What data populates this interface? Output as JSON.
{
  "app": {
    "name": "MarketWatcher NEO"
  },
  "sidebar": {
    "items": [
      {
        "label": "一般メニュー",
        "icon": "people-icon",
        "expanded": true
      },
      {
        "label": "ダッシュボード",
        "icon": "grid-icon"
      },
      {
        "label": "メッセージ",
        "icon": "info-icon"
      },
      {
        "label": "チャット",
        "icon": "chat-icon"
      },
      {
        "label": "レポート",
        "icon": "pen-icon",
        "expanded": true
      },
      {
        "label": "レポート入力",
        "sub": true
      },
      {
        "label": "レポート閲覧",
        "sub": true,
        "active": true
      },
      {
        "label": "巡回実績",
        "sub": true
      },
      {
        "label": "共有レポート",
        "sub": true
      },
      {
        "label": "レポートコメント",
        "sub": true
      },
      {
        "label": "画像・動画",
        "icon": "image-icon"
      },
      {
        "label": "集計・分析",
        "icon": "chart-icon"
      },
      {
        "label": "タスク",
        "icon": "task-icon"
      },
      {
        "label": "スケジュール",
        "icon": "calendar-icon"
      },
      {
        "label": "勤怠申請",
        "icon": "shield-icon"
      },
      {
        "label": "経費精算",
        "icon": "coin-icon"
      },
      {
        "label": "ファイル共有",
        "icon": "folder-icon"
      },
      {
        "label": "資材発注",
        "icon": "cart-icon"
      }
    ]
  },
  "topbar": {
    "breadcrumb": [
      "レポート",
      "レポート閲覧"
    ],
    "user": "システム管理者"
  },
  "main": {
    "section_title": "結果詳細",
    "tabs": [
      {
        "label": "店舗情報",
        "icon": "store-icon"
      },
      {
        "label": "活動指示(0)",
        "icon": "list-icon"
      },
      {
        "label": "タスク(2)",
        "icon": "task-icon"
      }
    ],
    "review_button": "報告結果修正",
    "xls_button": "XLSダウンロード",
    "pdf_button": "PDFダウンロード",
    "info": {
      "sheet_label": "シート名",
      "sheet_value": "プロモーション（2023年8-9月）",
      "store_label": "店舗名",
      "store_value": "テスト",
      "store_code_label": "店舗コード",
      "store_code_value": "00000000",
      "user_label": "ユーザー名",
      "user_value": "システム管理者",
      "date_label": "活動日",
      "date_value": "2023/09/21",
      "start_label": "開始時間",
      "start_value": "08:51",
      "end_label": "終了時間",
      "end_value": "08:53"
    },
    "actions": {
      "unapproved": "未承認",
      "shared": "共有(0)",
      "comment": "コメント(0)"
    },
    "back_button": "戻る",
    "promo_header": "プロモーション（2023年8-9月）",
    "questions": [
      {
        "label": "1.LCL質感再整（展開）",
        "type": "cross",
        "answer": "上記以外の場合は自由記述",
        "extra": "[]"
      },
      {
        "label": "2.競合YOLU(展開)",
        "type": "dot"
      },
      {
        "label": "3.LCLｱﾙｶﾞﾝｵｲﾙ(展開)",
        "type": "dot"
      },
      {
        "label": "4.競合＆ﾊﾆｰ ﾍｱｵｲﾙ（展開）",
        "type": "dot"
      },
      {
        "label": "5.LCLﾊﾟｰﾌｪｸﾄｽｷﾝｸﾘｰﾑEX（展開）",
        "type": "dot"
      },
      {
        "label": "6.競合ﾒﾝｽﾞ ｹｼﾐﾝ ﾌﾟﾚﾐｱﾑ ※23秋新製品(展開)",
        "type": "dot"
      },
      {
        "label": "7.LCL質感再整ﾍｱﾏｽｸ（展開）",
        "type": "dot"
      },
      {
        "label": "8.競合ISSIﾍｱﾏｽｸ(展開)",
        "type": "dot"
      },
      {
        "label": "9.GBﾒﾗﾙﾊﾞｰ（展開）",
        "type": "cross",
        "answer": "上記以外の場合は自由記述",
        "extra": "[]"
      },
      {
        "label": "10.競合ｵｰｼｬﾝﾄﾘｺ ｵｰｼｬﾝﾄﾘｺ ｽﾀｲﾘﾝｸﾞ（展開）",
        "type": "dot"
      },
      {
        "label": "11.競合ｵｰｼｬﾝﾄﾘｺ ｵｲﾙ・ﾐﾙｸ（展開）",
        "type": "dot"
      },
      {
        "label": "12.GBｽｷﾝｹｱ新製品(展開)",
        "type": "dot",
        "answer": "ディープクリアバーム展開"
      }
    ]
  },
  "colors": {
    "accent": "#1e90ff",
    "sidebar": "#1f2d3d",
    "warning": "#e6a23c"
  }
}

------

== WHAT YOU NEED TO DO ==
Set down all of the records shown above once more, exactly.

== TASK RESULT ==
What data populates this interface? Output as JSON.
{
  "app": {
    "name": "MarketWatcher NEO"
  },
  "sidebar": {
    "items": [
      {
        "label": "一般メニュー",
        "icon": "people-icon",
        "expanded": true
      },
      {
        "label": "ダッシュボード",
        "icon": "grid-icon"
      },
      {
        "label": "メッセージ",
        "icon": "info-icon"
      },
      {
        "label": "チャット",
        "icon": "chat-icon"
      },
      {
        "label": "レポート",
        "icon": "pen-icon",
        "expanded": true
      },
      {
        "label": "レポート入力",
        "sub": true
      },
      {
        "label": "レポート閲覧",
        "sub": true,
        "active": true
      },
      {
        "label": "巡回実績",
        "sub": true
      },
      {
        "label": "共有レポート",
        "sub": true
      },
      {
        "label": "レポートコメント",
        "sub": true
      },
      {
        "label": "画像・動画",
        "icon": "image-icon"
      },
      {
        "label": "集計・分析",
        "icon": "chart-icon"
      },
      {
        "label": "タスク",
        "icon": "task-icon"
      },
      {
        "label": "スケジュール",
        "icon": "calendar-icon"
      },
      {
        "label": "勤怠申請",
        "icon": "shield-icon"
      },
      {
        "label": "経費精算",
        "icon": "coin-icon"
      },
      {
        "label": "ファイル共有",
        "icon": "folder-icon"
      },
      {
        "label": "資材発注",
        "icon": "cart-icon"
      }
    ]
  },
  "topbar": {
    "breadcrumb": [
      "レポート",
      "レポート閲覧"
    ],
    "user": "システム管理者"
  },
  "main": {
    "section_title": "結果詳細",
    "tabs": [
      {
        "label": "店舗情報",
        "icon": "store-icon"
      },
      {
        "label": "活動指示(0)",
        "icon": "list-icon"
      },
      {
        "label": "タスク(2)",
        "icon": "task-icon"
      }
    ],
    "review_button": "報告結果修正",
    "xls_button": "XLSダウンロード",
    "pdf_button": "PDFダウンロード",
    "info": {
      "sheet_label": "シート名",
      "sheet_value": "プロモーション（2023年8-9月）",
      "store_label": "店舗名",
      "store_value": "テスト",
      "store_code_label": "店舗コード",
      "store_code_value": "00000000",
      "user_label": "ユーザー名",
      "user_value": "システム管理者",
      "date_label": "活動日",
      "date_value": "2023/09/21",
      "start_label": "開始時間",
      "start_value": "08:51",
      "end_label": "終了時間",
      "end_value": "08:53"
    },
    "actions": {
      "unapproved": "未承認",
      "shared": "共有(0)",
      "comment": "コメント(0)"
    },
    "back_button": "戻る",
    "promo_header": "プロモーション（2023年8-9月）",
    "questions": [
      {
        "label": "1.LCL質感再整（展開）",
        "type": "cross",
        "answer": "上記以外の場合は自由記述",
        "extra": "[]"
      },
      {
        "label": "2.競合YOLU(展開)",
        "type": "dot"
      },
      {
        "label": "3.LCLｱﾙｶﾞﾝｵｲﾙ(展開)",
        "type": "dot"
      },
      {
        "label": "4.競合＆ﾊﾆｰ ﾍｱｵｲﾙ（展開）",
        "type": "dot"
      },
      {
        "label": "5.LCLﾊﾟｰﾌｪｸﾄｽｷﾝｸﾘｰﾑEX（展開）",
        "type": "dot"
      },
      {
        "label": "6.競合ﾒﾝｽﾞ ｹｼﾐﾝ ﾌﾟﾚﾐｱﾑ ※23秋新製品(展開)",
        "type": "dot"
      },
      {
        "label": "7.LCL質感再整ﾍｱﾏｽｸ（展開）",
        "type": "dot"
      },
      {
        "label": "8.競合ISSIﾍｱﾏｽｸ(展開)",
        "type": "dot"
      },
      {
        "label": "9.GBﾒﾗﾙﾊﾞｰ（展開）",
        "type": "cross",
        "answer": "上記以外の場合は自由記述",
        "extra": "[]"
      },
      {
        "label": "10.競合ｵｰｼｬﾝﾄﾘｺ ｵｰｼｬﾝﾄﾘｺ ｽﾀｲﾘﾝｸﾞ（展開）",
        "type": "dot"
      },
      {
        "label": "11.競合ｵｰｼｬﾝﾄﾘｺ ｵｲﾙ・ﾐﾙｸ（展開）",
        "type": "dot"
      },
      {
        "label": "12.GBｽｷﾝｹｱ新製品(展開)",
        "type": "dot",
        "answer": "ディープクリアバーム展開"
      }
    ]
  },
  "colors": {
    "accent": "#1e90ff",
    "sidebar": "#1f2d3d",
    "warning": "#e6a23c"
  }
}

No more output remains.